• **Texte source**

Évaluer les entreprises du Numérique : un vrai casse-tête mais pas sans solution

Par Dominique Adenot et Dominique Andrieux


Il y a cinquante ans, évaluer une entreprise consistait pour l’essentiel à inventorier ses actifs tangibles, dégager les plus ou moins values éventuelles et retrancher les dettes.

Une première bascule est intervenue il y a une trentaine d’année avec la montée en puissance des actifs intangibles qui aujourd’hui représentent souvent plus que les actifs tangibles.

L’exercice était certes plus délicat que celui de la pesée des actifs matériels mais on pouvait le sécuriser en triant soigneusement entre ceux de ces biens bénéficiant de droits contractuels et légaux, et donc facilement identifiables, et ceux plus flous que l’on retrouve génériquement sous le vocable de Goodwill.

Avec les entreprises du numérique, l’évaluation est entrée dans une troisième dimension.

• **Données**
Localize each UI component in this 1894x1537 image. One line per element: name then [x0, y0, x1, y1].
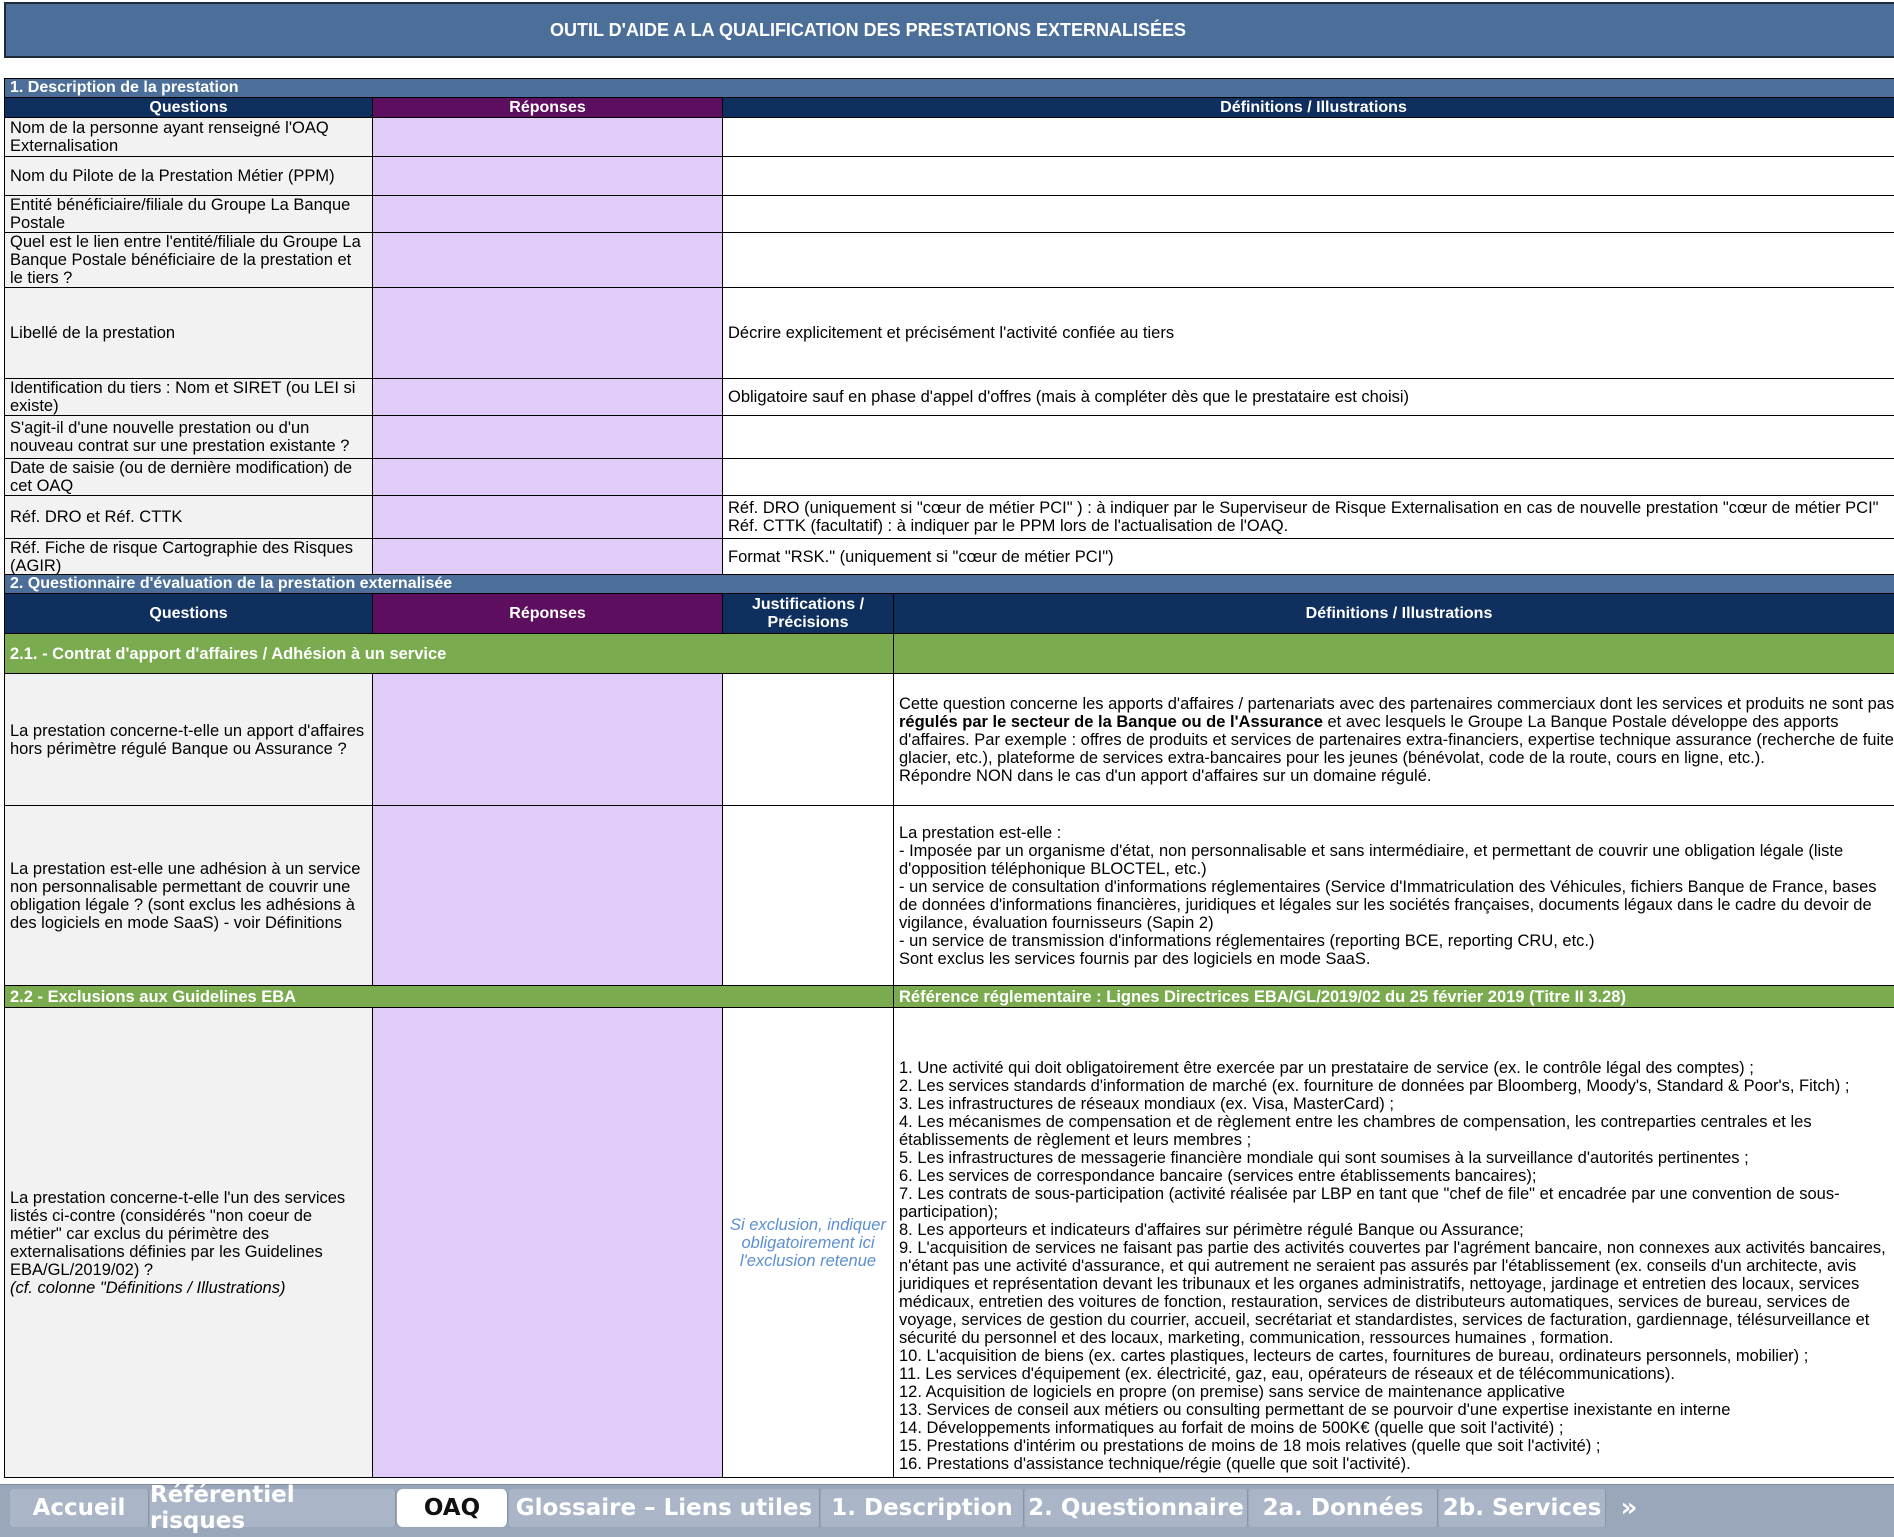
question-cell: Date de saisie (ou de dernière modificat… — [5, 459, 373, 496]
justification-cell[interactable] — [723, 806, 894, 986]
more-tabs-double-chevron-icon[interactable]: » — [1608, 1489, 1650, 1527]
col-header-definitions: Définitions / Illustrations — [723, 98, 1894, 118]
section2-title: 2. Questionnaire d'évaluation de la pres… — [5, 575, 1894, 594]
justification-cell[interactable]: Si exclusion, indiquer obligatoirement i… — [723, 1008, 894, 1478]
subsection-2-1-title: 2.1. - Contrat d'apport d'affaires / Adh… — [5, 634, 894, 674]
question-cell: La prestation est-elle une adhésion à un… — [5, 806, 373, 986]
definition-cell: La prestation est-elle : - Imposée par u… — [894, 806, 1894, 986]
definition-cell — [723, 459, 1894, 496]
definition-cell: Réf. DRO (uniquement si "cœur de métier … — [723, 496, 1894, 539]
answer-cell[interactable] — [373, 379, 723, 416]
question-cell: S'agit-il d'une nouvelle prestation ou d… — [5, 416, 373, 459]
answer-cell[interactable] — [373, 806, 723, 986]
question-cell: La prestation concerne-t-elle l'un des s… — [5, 1008, 373, 1478]
section1-title: 1. Description de la prestation — [5, 79, 1894, 98]
answer-cell[interactable] — [373, 496, 723, 539]
tab-accueil[interactable]: Accueil — [10, 1489, 149, 1527]
definition-cell: Cette question concerne les apports d'af… — [894, 674, 1894, 806]
question-cell: Réf. DRO et Réf. CTTK — [5, 496, 373, 539]
question-cell: Réf. Fiche de risque Cartographie des Ri… — [5, 539, 373, 576]
section1-table: 1. Description de la prestation Question… — [4, 78, 1894, 576]
col-header-justifications: Justifications / Précisions — [723, 594, 894, 634]
definition-cell: Décrire explicitement et précisément l'a… — [723, 288, 1894, 379]
justification-cell[interactable] — [723, 674, 894, 806]
question-note: (cf. colonne "Définitions / Illustration… — [10, 1279, 285, 1297]
question-cell: Nom du Pilote de la Prestation Métier (P… — [5, 157, 373, 196]
regulatory-reference: Référence réglementaire : Lignes Directr… — [894, 986, 1894, 1008]
col-header-questions: Questions — [5, 98, 373, 118]
tab-referentiel-risques[interactable]: Référentiel risques — [150, 1489, 396, 1527]
subsection-2-2-title: 2.2 - Exclusions aux Guidelines EBA — [5, 986, 894, 1008]
tab-glossaire[interactable]: Glossaire – Liens utiles — [509, 1489, 820, 1527]
answer-cell[interactable] — [373, 157, 723, 196]
sheet-tab-bar: Accueil Référentiel risques OAQ Glossair… — [0, 1484, 1894, 1537]
definition-cell: 1. Une activité qui doit obligatoirement… — [894, 1008, 1894, 1478]
tab-services[interactable]: 2b. Services — [1439, 1489, 1606, 1527]
page-title-banner: OUTIL D'AIDE A LA QUALIFICATION DES PRES… — [4, 2, 1894, 58]
definition-cell — [723, 233, 1894, 288]
tab-questionnaire[interactable]: 2. Questionnaire — [1025, 1489, 1248, 1527]
tab-donnees[interactable]: 2a. Données — [1249, 1489, 1438, 1527]
col-header-reponses: Réponses — [373, 98, 723, 118]
answer-cell[interactable] — [373, 1008, 723, 1478]
def-text: Cette question concerne les apports d'af… — [899, 695, 1894, 713]
tab-oaq[interactable]: OAQ — [397, 1489, 508, 1527]
question-cell: Libellé de la prestation — [5, 288, 373, 379]
def-text-bold: régulés par le secteur de la Banque ou d… — [899, 713, 1323, 731]
definition-cell — [723, 416, 1894, 459]
answer-cell[interactable] — [373, 674, 723, 806]
answer-cell[interactable] — [373, 196, 723, 233]
answer-cell[interactable] — [373, 459, 723, 496]
definition-cell — [723, 118, 1894, 157]
question-cell: Identification du tiers : Nom et SIRET (… — [5, 379, 373, 416]
answer-cell[interactable] — [373, 288, 723, 379]
section2-table: 2. Questionnaire d'évaluation de la pres… — [4, 574, 1894, 1478]
answer-cell[interactable] — [373, 233, 723, 288]
col-header-questions: Questions — [5, 594, 373, 634]
col-header-reponses: Réponses — [373, 594, 723, 634]
subsection-2-1-def-header — [894, 634, 1894, 674]
definition-cell — [723, 196, 1894, 233]
col-header-definitions: Définitions / Illustrations — [894, 594, 1894, 634]
question-cell: Quel est le lien entre l'entité/filiale … — [5, 233, 373, 288]
answer-cell[interactable] — [373, 539, 723, 576]
question-cell: La prestation concerne-t-elle un apport … — [5, 674, 373, 806]
definition-cell: Format "RSK." (uniquement si "cœur de mé… — [723, 539, 1894, 576]
definition-cell: Obligatoire sauf en phase d'appel d'offr… — [723, 379, 1894, 416]
answer-cell[interactable] — [373, 416, 723, 459]
tab-description[interactable]: 1. Description — [821, 1489, 1024, 1527]
answer-cell[interactable] — [373, 118, 723, 157]
question-cell: Entité bénéficiaire/filiale du Groupe La… — [5, 196, 373, 233]
question-cell: Nom de la personne ayant renseigné l'OAQ… — [5, 118, 373, 157]
definition-cell — [723, 157, 1894, 196]
question-text: La prestation concerne-t-elle l'un des s… — [10, 1189, 345, 1279]
page-title: OUTIL D'AIDE A LA QUALIFICATION DES PRES… — [550, 20, 1186, 41]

• **Exercices**
1. Selon le texte sur l'évaluation des entreprises du numérique, en quoi consistait surtout l'évaluation d'une entreprise il y a cinquante ans ?
2. Poursuivez le texte sur l'évaluation des entreprises du numérique à partir de sa dernière phrase.

• **Réponses rédigées**
1. Elle consistait surtout à inventorier les actifs tangibles de l'entreprise, à dégager les éventuelles plus ou moins-values, puis à retrancher les dettes.

2.
Ces entreprises présentent au moins trois caractéristiques qui en font de véritables ovnis : elles ont très peu d’actifs tangibles ce qui rend inopérante l’approche patrimoniale, leur business-model est disruptif ce qui rend difficile la comparaison, elles sont déficitaires pendant de longues années ce qui rend presque impossible l’évaluation par actualisation de flux.

Et pourtant ces entreprises ont une énorme valeur, les cinq plus grandes capitalisations boursières mondiales étant des entreprises du numérique.

Cette nouvelle économie perturbe les évaluateurs que nous sommes parce qu’elle nous oblige à réviser toutes nos certitudes comme par exemple la loi des rendements décroissants.

La seule façon de s’en sortir est de tracer une frontière temps entre la période de démarrage et celle de décollage.

En période de démarrage, disons-le d’emblée, aucune méthode traditionnelle ne convient.

Cela n’est pas grave puisque l’on constate que la valeur donnée à l’entreprise par ceux qui vont y investir relève d’une conviction, déconnectée de toute base économique.

Notre conseil est donc de ne pas se lancer dans une évaluation puisqu’au bout du compte seul prévaudra le raisonnement suivant : si l’investisseur croit dans le projet il apportera l’argent qu’il faut pour le développer, et s’il n’y croit pas peu importe la valeur qu’on lui donnera.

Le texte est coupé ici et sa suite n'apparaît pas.